**EXERCISE**
In the copy, include every entry exactly but none of the images.

**DATA FOR THIS EXERCISE**

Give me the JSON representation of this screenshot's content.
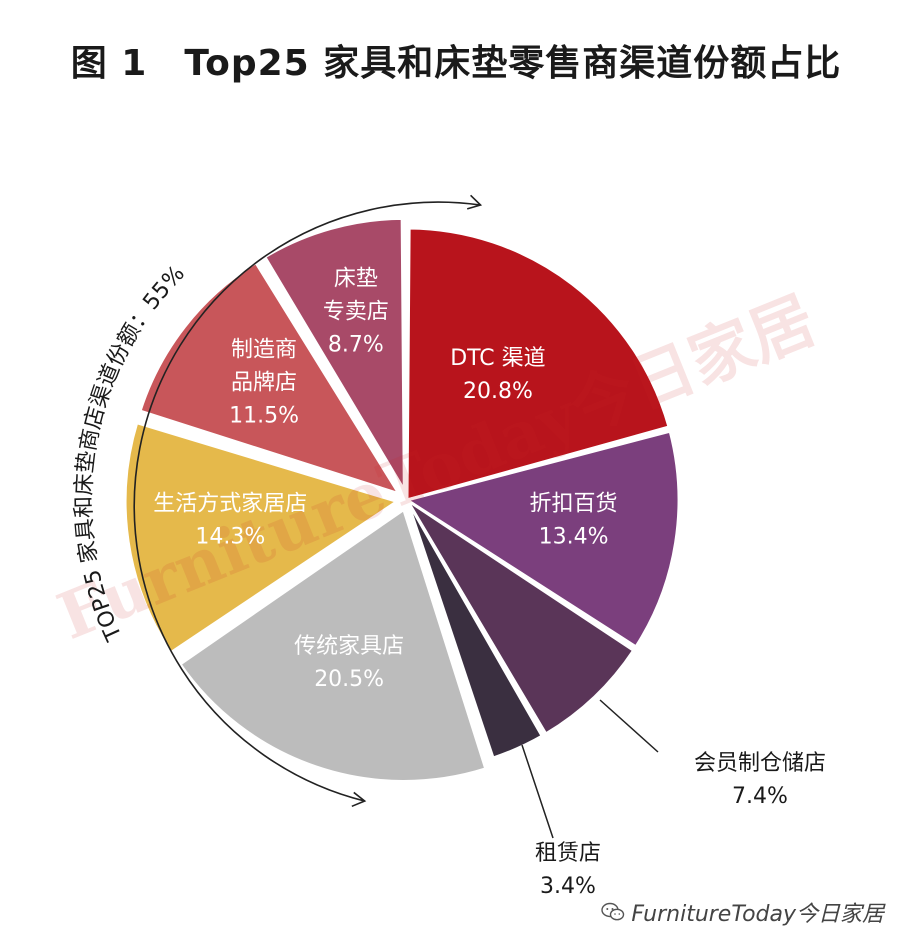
{
  "chart_data": {
    "type": "pie",
    "title": "图 1　Top25 家具和床垫零售商渠道份额占比",
    "slices": [
      {
        "label": "DTC 渠道",
        "value": 20.8,
        "value_label": "20.8%",
        "color": "#b8141c",
        "label_pos": "inside"
      },
      {
        "label": "折扣百货",
        "value": 13.4,
        "value_label": "13.4%",
        "color": "#7b3f7d",
        "label_pos": "inside"
      },
      {
        "label": "会员制仓储店",
        "value": 7.4,
        "value_label": "7.4%",
        "color": "#5a3558",
        "label_pos": "outside"
      },
      {
        "label": "租赁店",
        "value": 3.4,
        "value_label": "3.4%",
        "color": "#3a2f40",
        "label_pos": "outside"
      },
      {
        "label": "传统家具店",
        "value": 20.5,
        "value_label": "20.5%",
        "color": "#bcbcbc",
        "label_pos": "inside"
      },
      {
        "label": "生活方式家居店",
        "value": 14.3,
        "value_label": "14.3%",
        "color": "#e5b94b",
        "label_pos": "inside"
      },
      {
        "label": "制造商品牌店",
        "value": 11.5,
        "value_label": "11.5%",
        "color": "#c8565a",
        "label_pos": "inside"
      },
      {
        "label": "床垫专卖店",
        "value": 8.7,
        "value_label": "8.7%",
        "color": "#a84a68",
        "label_pos": "inside"
      }
    ],
    "bracket_annotation": "TOP25 家具和床垫商店渠道份额：55%",
    "watermark": "FurnitureToday今日家居"
  },
  "footer": {
    "icon": "wechat-icon",
    "text": "FurnitureToday今日家居"
  }
}
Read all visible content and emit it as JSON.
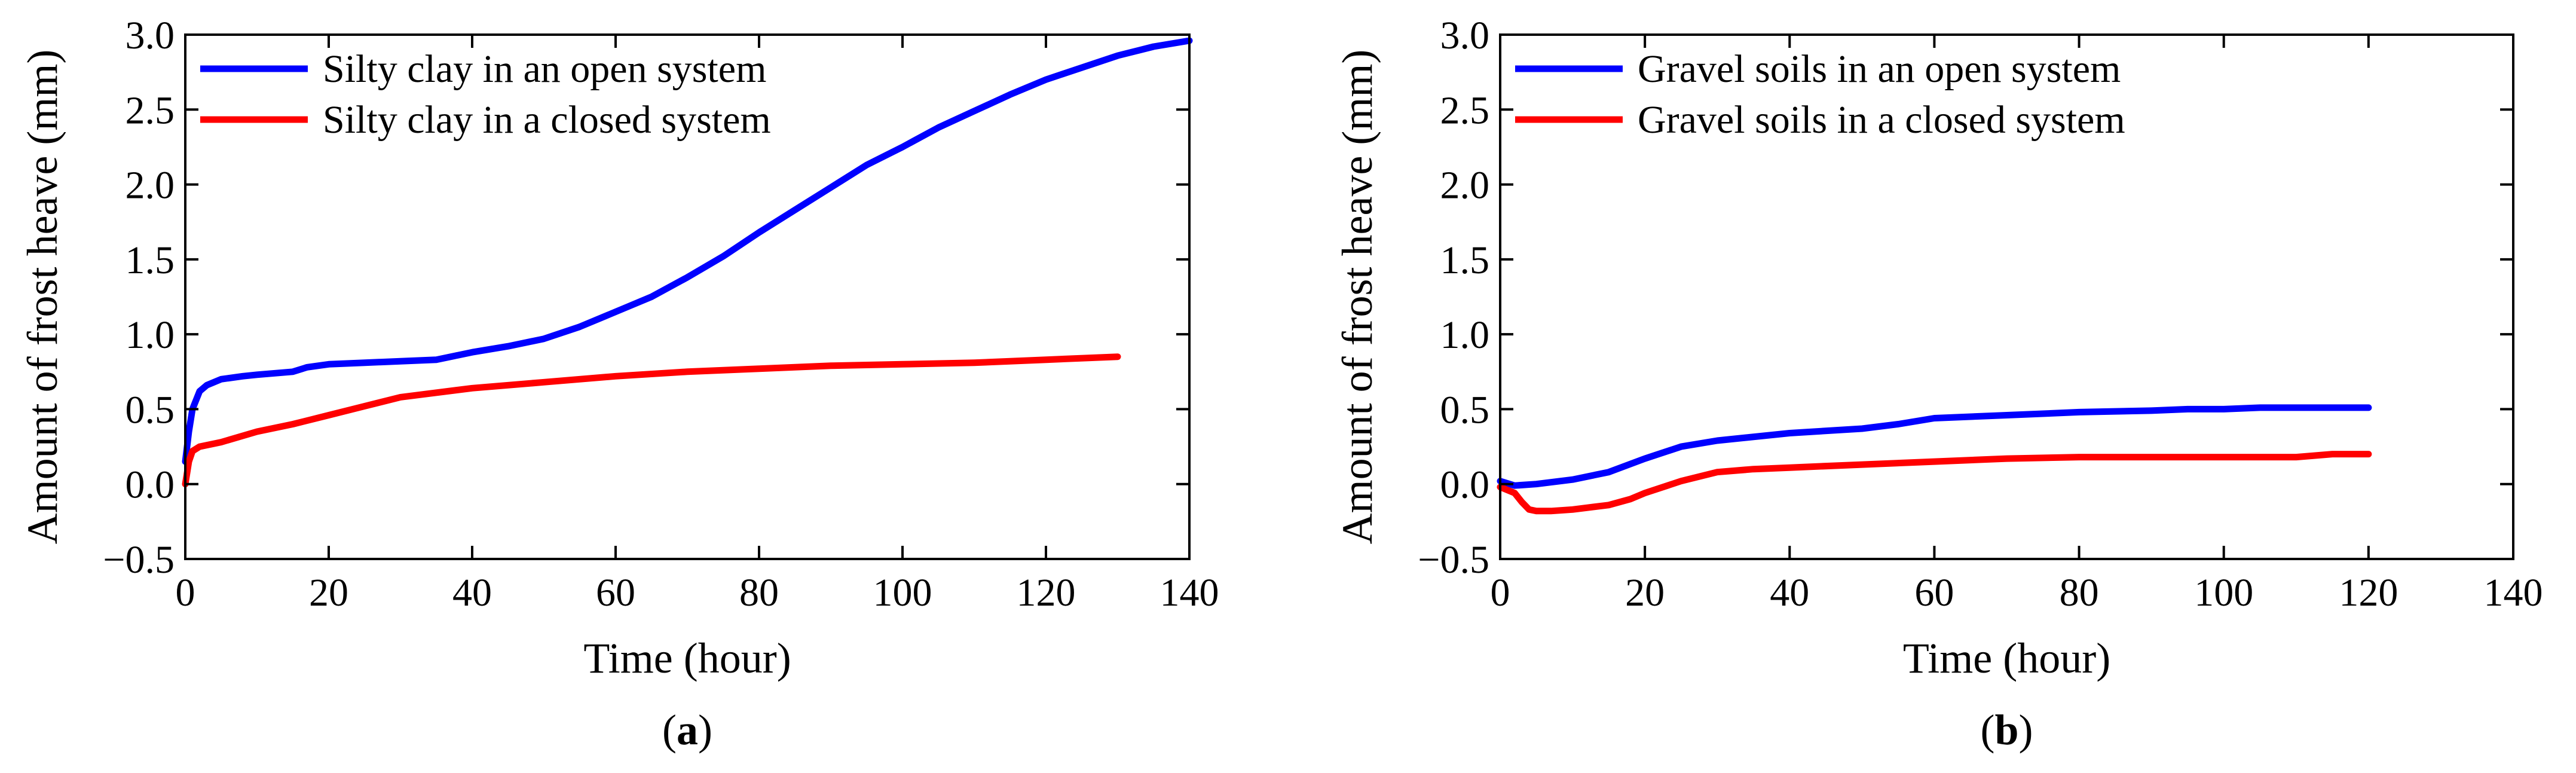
{
  "figure": {
    "background": "#ffffff",
    "axis_color": "#000000"
  },
  "chart_data": [
    {
      "id": "a",
      "type": "line",
      "caption_open": "(",
      "caption_letter": "a",
      "caption_close": ")",
      "xlabel": "Time (hour)",
      "ylabel": "Amount of frost heave (mm)",
      "xlim": [
        0,
        140
      ],
      "ylim": [
        -0.5,
        3.0
      ],
      "x_ticks": [
        0,
        20,
        40,
        60,
        80,
        100,
        120,
        140
      ],
      "x_tick_labels": [
        "0",
        "20",
        "40",
        "60",
        "80",
        "100",
        "120",
        "140"
      ],
      "y_ticks": [
        -0.5,
        0.0,
        0.5,
        1.0,
        1.5,
        2.0,
        2.5,
        3.0
      ],
      "y_tick_labels": [
        "−0.5",
        "0.0",
        "0.5",
        "1.0",
        "1.5",
        "2.0",
        "2.5",
        "3.0"
      ],
      "grid": false,
      "legend_position": "top-left",
      "series": [
        {
          "name": "Silty clay in an open system",
          "color": "#0000ff",
          "x": [
            0,
            0.5,
            1,
            2,
            3,
            5,
            8,
            10,
            15,
            17,
            20,
            25,
            30,
            35,
            38,
            40,
            45,
            50,
            55,
            60,
            65,
            70,
            75,
            80,
            85,
            90,
            95,
            100,
            105,
            110,
            115,
            120,
            125,
            130,
            135,
            140
          ],
          "y": [
            0.15,
            0.35,
            0.5,
            0.62,
            0.66,
            0.7,
            0.72,
            0.73,
            0.75,
            0.78,
            0.8,
            0.81,
            0.82,
            0.83,
            0.86,
            0.88,
            0.92,
            0.97,
            1.05,
            1.15,
            1.25,
            1.38,
            1.52,
            1.68,
            1.83,
            1.98,
            2.13,
            2.25,
            2.38,
            2.49,
            2.6,
            2.7,
            2.78,
            2.86,
            2.92,
            2.96
          ]
        },
        {
          "name": "Silty clay in a closed system",
          "color": "#ff0000",
          "x": [
            0,
            0.5,
            1,
            2,
            5,
            10,
            15,
            20,
            25,
            30,
            40,
            50,
            60,
            70,
            80,
            90,
            100,
            110,
            120,
            130
          ],
          "y": [
            0.0,
            0.15,
            0.22,
            0.25,
            0.28,
            0.35,
            0.4,
            0.46,
            0.52,
            0.58,
            0.64,
            0.68,
            0.72,
            0.75,
            0.77,
            0.79,
            0.8,
            0.81,
            0.83,
            0.85
          ]
        }
      ]
    },
    {
      "id": "b",
      "type": "line",
      "caption_open": "(",
      "caption_letter": "b",
      "caption_close": ")",
      "xlabel": "Time (hour)",
      "ylabel": "Amount of frost heave (mm)",
      "xlim": [
        0,
        140
      ],
      "ylim": [
        -0.5,
        3.0
      ],
      "x_ticks": [
        0,
        20,
        40,
        60,
        80,
        100,
        120,
        140
      ],
      "x_tick_labels": [
        "0",
        "20",
        "40",
        "60",
        "80",
        "100",
        "120",
        "140"
      ],
      "y_ticks": [
        -0.5,
        0.0,
        0.5,
        1.0,
        1.5,
        2.0,
        2.5,
        3.0
      ],
      "y_tick_labels": [
        "−0.5",
        "0.0",
        "0.5",
        "1.0",
        "1.5",
        "2.0",
        "2.5",
        "3.0"
      ],
      "grid": false,
      "legend_position": "top-left",
      "series": [
        {
          "name": "Gravel soils in an open system",
          "color": "#0000ff",
          "x": [
            0,
            2,
            5,
            10,
            15,
            20,
            25,
            30,
            40,
            50,
            55,
            60,
            70,
            80,
            90,
            95,
            100,
            105,
            110,
            120
          ],
          "y": [
            0.02,
            -0.01,
            0.0,
            0.03,
            0.08,
            0.17,
            0.25,
            0.29,
            0.34,
            0.37,
            0.4,
            0.44,
            0.46,
            0.48,
            0.49,
            0.5,
            0.5,
            0.51,
            0.51,
            0.51
          ]
        },
        {
          "name": "Gravel soils in a closed system",
          "color": "#ff0000",
          "x": [
            0,
            1,
            2,
            3,
            4,
            5,
            7,
            10,
            15,
            18,
            20,
            25,
            30,
            35,
            40,
            50,
            60,
            70,
            80,
            90,
            100,
            110,
            115,
            120
          ],
          "y": [
            -0.02,
            -0.04,
            -0.06,
            -0.12,
            -0.17,
            -0.18,
            -0.18,
            -0.17,
            -0.14,
            -0.1,
            -0.06,
            0.02,
            0.08,
            0.1,
            0.11,
            0.13,
            0.15,
            0.17,
            0.18,
            0.18,
            0.18,
            0.18,
            0.2,
            0.2
          ]
        }
      ]
    }
  ]
}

**WRITTEN RESPONSE**
Give me the JSON representation of this screenshot's content.
{
  "chart_data": {
    "type": "pie",
    "title": "图 1　Top25 家具和床垫零售商渠道份额占比",
    "slices": [
      {
        "label": "DTC 渠道",
        "value": 20.8,
        "value_label": "20.8%",
        "color": "#b8141c",
        "label_pos": "inside"
      },
      {
        "label": "折扣百货",
        "value": 13.4,
        "value_label": "13.4%",
        "color": "#7b3f7d",
        "label_pos": "inside"
      },
      {
        "label": "会员制仓储店",
        "value": 7.4,
        "value_label": "7.4%",
        "color": "#5a3558",
        "label_pos": "outside"
      },
      {
        "label": "租赁店",
        "value": 3.4,
        "value_label": "3.4%",
        "color": "#3a2f40",
        "label_pos": "outside"
      },
      {
        "label": "传统家具店",
        "value": 20.5,
        "value_label": "20.5%",
        "color": "#bcbcbc",
        "label_pos": "inside"
      },
      {
        "label": "生活方式家居店",
        "value": 14.3,
        "value_label": "14.3%",
        "color": "#e5b94b",
        "label_pos": "inside"
      },
      {
        "label": "制造商品牌店",
        "value": 11.5,
        "value_label": "11.5%",
        "color": "#c8565a",
        "label_pos": "inside"
      },
      {
        "label": "床垫专卖店",
        "value": 8.7,
        "value_label": "8.7%",
        "color": "#a84a68",
        "label_pos": "inside"
      }
    ],
    "bracket_annotation": "TOP25 家具和床垫商店渠道份额：55%",
    "watermark": "FurnitureToday今日家居"
  },
  "footer": {
    "icon": "wechat-icon",
    "text": "FurnitureToday今日家居"
  }
}
Read all visible content and emit it as JSON.
{
  "figure": {
    "background": "#ffffff",
    "axis_color": "#000000"
  },
  "chart_data": [
    {
      "id": "a",
      "type": "line",
      "caption_open": "(",
      "caption_letter": "a",
      "caption_close": ")",
      "xlabel": "Time (hour)",
      "ylabel": "Amount of frost heave (mm)",
      "xlim": [
        0,
        140
      ],
      "ylim": [
        -0.5,
        3.0
      ],
      "x_ticks": [
        0,
        20,
        40,
        60,
        80,
        100,
        120,
        140
      ],
      "x_tick_labels": [
        "0",
        "20",
        "40",
        "60",
        "80",
        "100",
        "120",
        "140"
      ],
      "y_ticks": [
        -0.5,
        0.0,
        0.5,
        1.0,
        1.5,
        2.0,
        2.5,
        3.0
      ],
      "y_tick_labels": [
        "−0.5",
        "0.0",
        "0.5",
        "1.0",
        "1.5",
        "2.0",
        "2.5",
        "3.0"
      ],
      "grid": false,
      "legend_position": "top-left",
      "series": [
        {
          "name": "Silty clay in an open system",
          "color": "#0000ff",
          "x": [
            0,
            0.5,
            1,
            2,
            3,
            5,
            8,
            10,
            15,
            17,
            20,
            25,
            30,
            35,
            38,
            40,
            45,
            50,
            55,
            60,
            65,
            70,
            75,
            80,
            85,
            90,
            95,
            100,
            105,
            110,
            115,
            120,
            125,
            130,
            135,
            140
          ],
          "y": [
            0.15,
            0.35,
            0.5,
            0.62,
            0.66,
            0.7,
            0.72,
            0.73,
            0.75,
            0.78,
            0.8,
            0.81,
            0.82,
            0.83,
            0.86,
            0.88,
            0.92,
            0.97,
            1.05,
            1.15,
            1.25,
            1.38,
            1.52,
            1.68,
            1.83,
            1.98,
            2.13,
            2.25,
            2.38,
            2.49,
            2.6,
            2.7,
            2.78,
            2.86,
            2.92,
            2.96
          ]
        },
        {
          "name": "Silty clay in a closed system",
          "color": "#ff0000",
          "x": [
            0,
            0.5,
            1,
            2,
            5,
            10,
            15,
            20,
            25,
            30,
            40,
            50,
            60,
            70,
            80,
            90,
            100,
            110,
            120,
            130
          ],
          "y": [
            0.0,
            0.15,
            0.22,
            0.25,
            0.28,
            0.35,
            0.4,
            0.46,
            0.52,
            0.58,
            0.64,
            0.68,
            0.72,
            0.75,
            0.77,
            0.79,
            0.8,
            0.81,
            0.83,
            0.85
          ]
        }
      ]
    },
    {
      "id": "b",
      "type": "line",
      "caption_open": "(",
      "caption_letter": "b",
      "caption_close": ")",
      "xlabel": "Time (hour)",
      "ylabel": "Amount of frost heave (mm)",
      "xlim": [
        0,
        140
      ],
      "ylim": [
        -0.5,
        3.0
      ],
      "x_ticks": [
        0,
        20,
        40,
        60,
        80,
        100,
        120,
        140
      ],
      "x_tick_labels": [
        "0",
        "20",
        "40",
        "60",
        "80",
        "100",
        "120",
        "140"
      ],
      "y_ticks": [
        -0.5,
        0.0,
        0.5,
        1.0,
        1.5,
        2.0,
        2.5,
        3.0
      ],
      "y_tick_labels": [
        "−0.5",
        "0.0",
        "0.5",
        "1.0",
        "1.5",
        "2.0",
        "2.5",
        "3.0"
      ],
      "grid": false,
      "legend_position": "top-left",
      "series": [
        {
          "name": "Gravel soils in an open system",
          "color": "#0000ff",
          "x": [
            0,
            2,
            5,
            10,
            15,
            20,
            25,
            30,
            40,
            50,
            55,
            60,
            70,
            80,
            90,
            95,
            100,
            105,
            110,
            120
          ],
          "y": [
            0.02,
            -0.01,
            0.0,
            0.03,
            0.08,
            0.17,
            0.25,
            0.29,
            0.34,
            0.37,
            0.4,
            0.44,
            0.46,
            0.48,
            0.49,
            0.5,
            0.5,
            0.51,
            0.51,
            0.51
          ]
        },
        {
          "name": "Gravel soils in a closed system",
          "color": "#ff0000",
          "x": [
            0,
            1,
            2,
            3,
            4,
            5,
            7,
            10,
            15,
            18,
            20,
            25,
            30,
            35,
            40,
            50,
            60,
            70,
            80,
            90,
            100,
            110,
            115,
            120
          ],
          "y": [
            -0.02,
            -0.04,
            -0.06,
            -0.12,
            -0.17,
            -0.18,
            -0.18,
            -0.17,
            -0.14,
            -0.1,
            -0.06,
            0.02,
            0.08,
            0.1,
            0.11,
            0.13,
            0.15,
            0.17,
            0.18,
            0.18,
            0.18,
            0.18,
            0.2,
            0.2
          ]
        }
      ]
    }
  ]
}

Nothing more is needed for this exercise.